## [GIVEN INSTRUCTION]
All material below is to be reproduced exactly.

## [MATERIAL FOR THIS TASK]
----
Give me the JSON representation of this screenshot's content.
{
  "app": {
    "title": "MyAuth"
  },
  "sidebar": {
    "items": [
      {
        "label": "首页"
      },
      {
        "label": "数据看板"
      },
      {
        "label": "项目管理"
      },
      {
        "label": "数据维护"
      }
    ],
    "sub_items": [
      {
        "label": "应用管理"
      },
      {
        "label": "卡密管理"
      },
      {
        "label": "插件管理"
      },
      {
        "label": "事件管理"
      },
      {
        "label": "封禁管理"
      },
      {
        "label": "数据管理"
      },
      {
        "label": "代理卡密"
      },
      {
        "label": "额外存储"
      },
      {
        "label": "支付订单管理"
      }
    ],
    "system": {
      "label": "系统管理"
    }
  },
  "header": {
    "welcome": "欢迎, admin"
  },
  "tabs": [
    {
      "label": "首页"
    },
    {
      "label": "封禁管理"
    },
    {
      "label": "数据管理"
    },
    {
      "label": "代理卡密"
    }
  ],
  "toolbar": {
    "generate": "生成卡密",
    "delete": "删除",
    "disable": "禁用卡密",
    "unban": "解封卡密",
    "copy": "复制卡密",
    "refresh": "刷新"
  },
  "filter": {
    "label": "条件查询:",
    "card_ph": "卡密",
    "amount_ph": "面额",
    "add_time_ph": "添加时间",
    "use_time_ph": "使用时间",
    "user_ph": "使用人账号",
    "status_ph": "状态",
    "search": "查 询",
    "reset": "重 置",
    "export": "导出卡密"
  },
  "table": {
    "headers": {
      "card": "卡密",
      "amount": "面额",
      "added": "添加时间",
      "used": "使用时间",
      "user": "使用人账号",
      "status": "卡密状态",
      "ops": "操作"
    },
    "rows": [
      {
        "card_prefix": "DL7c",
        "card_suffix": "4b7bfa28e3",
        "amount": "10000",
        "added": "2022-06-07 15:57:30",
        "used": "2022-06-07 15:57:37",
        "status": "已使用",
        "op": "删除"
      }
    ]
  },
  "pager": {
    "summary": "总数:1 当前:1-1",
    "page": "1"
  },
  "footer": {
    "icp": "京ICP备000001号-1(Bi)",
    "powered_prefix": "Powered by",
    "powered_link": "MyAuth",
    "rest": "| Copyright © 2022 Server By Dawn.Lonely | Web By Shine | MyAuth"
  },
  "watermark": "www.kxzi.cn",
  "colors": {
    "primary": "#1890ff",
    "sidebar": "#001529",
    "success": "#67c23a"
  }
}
----
## [THE COMPLETED TASK]
Give me the JSON representation of this screenshot's content.
{
  "app": {
    "title": "MyAuth"
  },
  "sidebar": {
    "items": [
      {
        "label": "首页"
      },
      {
        "label": "数据看板"
      },
      {
        "label": "项目管理"
      },
      {
        "label": "数据维护"
      }
    ],
    "sub_items": [
      {
        "label": "应用管理"
      },
      {
        "label": "卡密管理"
      },
      {
        "label": "插件管理"
      },
      {
        "label": "事件管理"
      },
      {
        "label": "封禁管理"
      },
      {
        "label": "数据管理"
      },
      {
        "label": "代理卡密"
      },
      {
        "label": "额外存储"
      },
      {
        "label": "支付订单管理"
      }
    ],
    "system": {
      "label": "系统管理"
    }
  },
  "header": {
    "welcome": "欢迎, admin"
  },
  "tabs": [
    {
      "label": "首页"
    },
    {
      "label": "封禁管理"
    },
    {
      "label": "数据管理"
    },
    {
      "label": "代理卡密"
    }
  ],
  "toolbar": {
    "generate": "生成卡密",
    "delete": "删除",
    "disable": "禁用卡密",
    "unban": "解封卡密",
    "copy": "复制卡密",
    "refresh": "刷新"
  },
  "filter": {
    "label": "条件查询:",
    "card_ph": "卡密",
    "amount_ph": "面额",
    "add_time_ph": "添加时间",
    "use_time_ph": "使用时间",
    "user_ph": "使用人账号",
    "status_ph": "状态",
    "search": "查 询",
    "reset": "重 置",
    "export": "导出卡密"
  },
  "table": {
    "headers": {
      "card": "卡密",
      "amount": "面额",
      "added": "添加时间",
      "used": "使用时间",
      "user": "使用人账号",
      "status": "卡密状态",
      "ops": "操作"
    },
    "rows": [
      {
        "card_prefix": "DL7c",
        "card_suffix": "4b7bfa28e3",
        "amount": "10000",
        "added": "2022-06-07 15:57:30",
        "used": "2022-06-07 15:57:37",
        "status": "已使用",
        "op": "删除"
      }
    ]
  },
  "pager": {
    "summary": "总数:1 当前:1-1",
    "page": "1"
  },
  "footer": {
    "icp": "京ICP备000001号-1(Bi)",
    "powered_prefix": "Powered by",
    "powered_link": "MyAuth",
    "rest": "| Copyright © 2022 Server By Dawn.Lonely | Web By Shine | MyAuth"
  },
  "watermark": "www.kxzi.cn",
  "colors": {
    "primary": "#1890ff",
    "sidebar": "#001529",
    "success": "#67c23a"
  }
}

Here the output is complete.